— Extracted entries —
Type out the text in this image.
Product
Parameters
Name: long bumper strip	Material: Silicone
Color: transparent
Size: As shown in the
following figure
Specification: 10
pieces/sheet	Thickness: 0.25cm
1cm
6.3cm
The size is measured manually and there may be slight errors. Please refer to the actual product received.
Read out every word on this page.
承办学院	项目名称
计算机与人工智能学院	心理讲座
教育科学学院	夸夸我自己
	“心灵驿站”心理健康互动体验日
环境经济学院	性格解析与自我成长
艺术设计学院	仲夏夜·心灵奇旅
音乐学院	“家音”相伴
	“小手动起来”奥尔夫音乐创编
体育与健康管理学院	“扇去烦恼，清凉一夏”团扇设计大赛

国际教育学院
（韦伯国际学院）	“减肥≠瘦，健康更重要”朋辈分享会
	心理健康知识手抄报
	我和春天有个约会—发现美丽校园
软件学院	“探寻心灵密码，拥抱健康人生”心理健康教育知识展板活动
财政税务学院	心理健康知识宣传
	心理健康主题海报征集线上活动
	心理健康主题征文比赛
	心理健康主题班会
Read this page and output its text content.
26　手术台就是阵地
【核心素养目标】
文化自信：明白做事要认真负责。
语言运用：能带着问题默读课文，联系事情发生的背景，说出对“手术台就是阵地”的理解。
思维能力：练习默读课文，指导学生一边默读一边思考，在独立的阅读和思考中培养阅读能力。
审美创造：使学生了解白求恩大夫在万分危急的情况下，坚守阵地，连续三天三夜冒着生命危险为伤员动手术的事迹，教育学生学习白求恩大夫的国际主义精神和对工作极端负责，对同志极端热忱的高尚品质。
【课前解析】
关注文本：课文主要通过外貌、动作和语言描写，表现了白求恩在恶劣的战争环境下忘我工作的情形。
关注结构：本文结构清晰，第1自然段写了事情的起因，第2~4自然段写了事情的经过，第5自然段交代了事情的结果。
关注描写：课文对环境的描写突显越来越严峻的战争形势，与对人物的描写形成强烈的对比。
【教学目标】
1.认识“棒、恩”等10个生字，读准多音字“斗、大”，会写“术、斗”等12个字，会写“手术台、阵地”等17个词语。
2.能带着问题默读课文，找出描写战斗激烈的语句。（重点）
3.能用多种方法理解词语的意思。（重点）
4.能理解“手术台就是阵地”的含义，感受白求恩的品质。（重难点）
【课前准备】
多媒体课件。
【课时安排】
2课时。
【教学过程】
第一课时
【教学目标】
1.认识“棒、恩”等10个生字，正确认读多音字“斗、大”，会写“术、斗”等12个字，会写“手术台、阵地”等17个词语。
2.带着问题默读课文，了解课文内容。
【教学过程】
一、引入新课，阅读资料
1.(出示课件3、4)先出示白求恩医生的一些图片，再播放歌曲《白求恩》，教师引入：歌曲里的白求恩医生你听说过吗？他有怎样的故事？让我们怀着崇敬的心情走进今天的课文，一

— Stated problem —
List all lines where "this" occurs.

— Exercise output —
Type out the text in this image.
Read out every word on this page.
Read this page and output its text content.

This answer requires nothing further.